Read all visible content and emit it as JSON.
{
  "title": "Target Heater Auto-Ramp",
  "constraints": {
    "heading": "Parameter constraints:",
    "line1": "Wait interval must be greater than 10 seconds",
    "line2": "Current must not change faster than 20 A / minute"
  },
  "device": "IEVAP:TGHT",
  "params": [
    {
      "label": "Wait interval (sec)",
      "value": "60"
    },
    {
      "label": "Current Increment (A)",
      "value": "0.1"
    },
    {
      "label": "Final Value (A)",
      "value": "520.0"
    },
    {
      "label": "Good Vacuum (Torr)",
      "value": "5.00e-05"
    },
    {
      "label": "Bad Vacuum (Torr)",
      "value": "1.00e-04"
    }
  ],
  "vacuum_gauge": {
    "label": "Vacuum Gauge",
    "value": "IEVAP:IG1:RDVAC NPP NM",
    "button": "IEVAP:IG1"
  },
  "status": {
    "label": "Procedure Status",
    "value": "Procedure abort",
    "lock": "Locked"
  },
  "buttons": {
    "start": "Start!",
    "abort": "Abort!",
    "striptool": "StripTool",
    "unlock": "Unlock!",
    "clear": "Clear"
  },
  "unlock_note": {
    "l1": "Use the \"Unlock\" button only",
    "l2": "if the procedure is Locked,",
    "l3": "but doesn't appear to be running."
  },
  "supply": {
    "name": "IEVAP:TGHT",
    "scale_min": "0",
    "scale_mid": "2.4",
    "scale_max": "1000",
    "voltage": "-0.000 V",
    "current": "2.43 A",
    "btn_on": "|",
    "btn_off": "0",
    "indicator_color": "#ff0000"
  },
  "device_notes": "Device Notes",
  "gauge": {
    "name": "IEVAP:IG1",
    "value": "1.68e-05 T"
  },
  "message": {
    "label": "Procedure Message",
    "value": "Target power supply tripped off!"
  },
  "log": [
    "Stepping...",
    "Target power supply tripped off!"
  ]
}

_ _ _ _ _

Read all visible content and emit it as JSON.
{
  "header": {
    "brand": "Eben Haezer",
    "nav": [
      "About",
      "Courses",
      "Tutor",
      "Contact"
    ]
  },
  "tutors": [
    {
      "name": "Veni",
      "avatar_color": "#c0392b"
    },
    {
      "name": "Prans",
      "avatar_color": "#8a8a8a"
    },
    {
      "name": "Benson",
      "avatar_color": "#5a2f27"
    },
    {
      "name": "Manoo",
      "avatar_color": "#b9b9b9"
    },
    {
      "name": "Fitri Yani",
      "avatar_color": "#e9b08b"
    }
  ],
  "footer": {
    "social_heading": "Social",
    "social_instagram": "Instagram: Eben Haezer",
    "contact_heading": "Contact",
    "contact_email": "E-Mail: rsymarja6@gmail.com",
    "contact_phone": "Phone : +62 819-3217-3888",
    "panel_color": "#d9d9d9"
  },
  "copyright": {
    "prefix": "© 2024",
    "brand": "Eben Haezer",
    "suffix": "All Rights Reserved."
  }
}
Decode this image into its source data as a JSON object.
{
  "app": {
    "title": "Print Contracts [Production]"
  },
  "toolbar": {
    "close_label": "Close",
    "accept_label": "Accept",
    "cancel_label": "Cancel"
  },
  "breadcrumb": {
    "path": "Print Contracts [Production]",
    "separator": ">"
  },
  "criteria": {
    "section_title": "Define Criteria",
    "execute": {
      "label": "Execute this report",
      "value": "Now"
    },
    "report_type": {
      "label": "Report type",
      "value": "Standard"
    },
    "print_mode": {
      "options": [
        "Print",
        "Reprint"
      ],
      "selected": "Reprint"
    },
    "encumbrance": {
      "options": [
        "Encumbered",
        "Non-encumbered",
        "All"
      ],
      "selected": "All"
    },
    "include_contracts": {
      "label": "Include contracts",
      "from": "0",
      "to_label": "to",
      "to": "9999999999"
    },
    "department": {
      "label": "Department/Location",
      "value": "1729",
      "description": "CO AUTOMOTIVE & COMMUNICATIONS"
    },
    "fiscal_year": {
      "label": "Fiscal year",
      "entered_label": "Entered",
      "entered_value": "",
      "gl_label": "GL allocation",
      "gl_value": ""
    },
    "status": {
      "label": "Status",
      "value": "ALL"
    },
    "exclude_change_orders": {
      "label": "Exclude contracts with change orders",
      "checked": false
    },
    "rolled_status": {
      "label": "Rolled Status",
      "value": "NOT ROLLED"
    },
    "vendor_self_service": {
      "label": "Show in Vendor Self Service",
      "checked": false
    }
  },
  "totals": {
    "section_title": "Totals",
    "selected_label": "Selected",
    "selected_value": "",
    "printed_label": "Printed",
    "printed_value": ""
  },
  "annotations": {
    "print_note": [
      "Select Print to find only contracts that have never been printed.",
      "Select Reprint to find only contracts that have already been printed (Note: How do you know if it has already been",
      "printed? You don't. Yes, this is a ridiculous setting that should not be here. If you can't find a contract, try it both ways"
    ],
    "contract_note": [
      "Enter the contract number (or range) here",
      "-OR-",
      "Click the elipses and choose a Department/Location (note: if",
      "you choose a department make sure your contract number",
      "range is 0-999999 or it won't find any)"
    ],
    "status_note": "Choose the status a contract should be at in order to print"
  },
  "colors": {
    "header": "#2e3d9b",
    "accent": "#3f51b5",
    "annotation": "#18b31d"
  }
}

_ _ _ _ _

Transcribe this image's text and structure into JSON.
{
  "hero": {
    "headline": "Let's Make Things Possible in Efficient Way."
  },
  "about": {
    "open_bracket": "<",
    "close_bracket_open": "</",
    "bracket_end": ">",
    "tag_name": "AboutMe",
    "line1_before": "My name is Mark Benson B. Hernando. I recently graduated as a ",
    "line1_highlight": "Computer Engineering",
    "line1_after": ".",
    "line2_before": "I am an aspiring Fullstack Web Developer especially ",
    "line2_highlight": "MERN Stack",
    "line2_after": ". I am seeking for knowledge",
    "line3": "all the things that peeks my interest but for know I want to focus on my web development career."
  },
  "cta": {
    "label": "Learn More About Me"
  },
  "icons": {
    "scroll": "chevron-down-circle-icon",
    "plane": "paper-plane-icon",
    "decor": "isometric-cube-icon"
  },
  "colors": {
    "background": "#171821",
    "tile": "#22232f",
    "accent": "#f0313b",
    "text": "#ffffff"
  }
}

_ _ _ _ _

Problem to solve ▸ Review the material and copy each line in which the word "image" appears.

Worked solution ▸
Decode this image into its source data as a JSON object.
Transcribe this image's text and structure into JSON.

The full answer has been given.